__AIM OF THE EXERCISE__
Would you transcribe all of the data exactly, down to the last character?

---

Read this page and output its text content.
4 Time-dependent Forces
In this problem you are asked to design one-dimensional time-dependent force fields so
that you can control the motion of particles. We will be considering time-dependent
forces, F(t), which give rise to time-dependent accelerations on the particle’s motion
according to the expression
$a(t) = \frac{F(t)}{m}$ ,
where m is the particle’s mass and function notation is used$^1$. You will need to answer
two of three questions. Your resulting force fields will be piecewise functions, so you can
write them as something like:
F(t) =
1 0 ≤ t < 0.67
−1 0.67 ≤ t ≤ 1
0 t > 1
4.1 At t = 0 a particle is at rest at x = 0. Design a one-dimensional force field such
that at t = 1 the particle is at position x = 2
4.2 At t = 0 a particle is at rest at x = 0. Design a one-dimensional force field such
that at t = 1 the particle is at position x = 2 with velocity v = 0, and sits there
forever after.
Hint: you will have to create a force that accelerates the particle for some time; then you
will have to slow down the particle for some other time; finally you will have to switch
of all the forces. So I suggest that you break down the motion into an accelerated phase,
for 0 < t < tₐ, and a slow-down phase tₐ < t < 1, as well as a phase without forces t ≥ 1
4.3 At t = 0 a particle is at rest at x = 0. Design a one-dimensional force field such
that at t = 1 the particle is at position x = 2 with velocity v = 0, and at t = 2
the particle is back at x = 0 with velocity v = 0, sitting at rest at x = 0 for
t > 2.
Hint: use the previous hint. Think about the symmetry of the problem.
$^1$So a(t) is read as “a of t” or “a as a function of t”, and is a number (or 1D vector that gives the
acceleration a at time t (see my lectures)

---

__EXERCISE SOLUTION__
Read this page and output its text content.
4 Time-dependent Forces
In this problem you are asked to design one-dimensional time-dependent force fields so
that you can control the motion of particles. We will be considering time-dependent
forces, F(t), which give rise to time-dependent accelerations on the particle’s motion
according to the expression
$a(t) = \frac{F(t)}{m}$ ,
where m is the particle’s mass and function notation is used$^1$. You will need to answer
two of three questions. Your resulting force fields will be piecewise functions, so you can
write them as something like:
F(t) =
1 0 ≤ t < 0.67
−1 0.67 ≤ t ≤ 1
0 t > 1
4.1 At t = 0 a particle is at rest at x = 0. Design a one-dimensional force field such
that at t = 1 the particle is at position x = 2
4.2 At t = 0 a particle is at rest at x = 0. Design a one-dimensional force field such
that at t = 1 the particle is at position x = 2 with velocity v = 0, and sits there
forever after.
Hint: you will have to create a force that accelerates the particle for some time; then you
will have to slow down the particle for some other time; finally you will have to switch
of all the forces. So I suggest that you break down the motion into an accelerated phase,
for 0 < t < tₐ, and a slow-down phase tₐ < t < 1, as well as a phase without forces t ≥ 1
4.3 At t = 0 a particle is at rest at x = 0. Design a one-dimensional force field such
that at t = 1 the particle is at position x = 2 with velocity v = 0, and at t = 2
the particle is back at x = 0 with velocity v = 0, sitting at rest at x = 0 for
t > 2.
Hint: use the previous hint. Think about the symmetry of the problem.
$^1$So a(t) is read as “a of t” or “a as a function of t”, and is a number (or 1D vector that gives the
acceleration a at time t (see my lectures)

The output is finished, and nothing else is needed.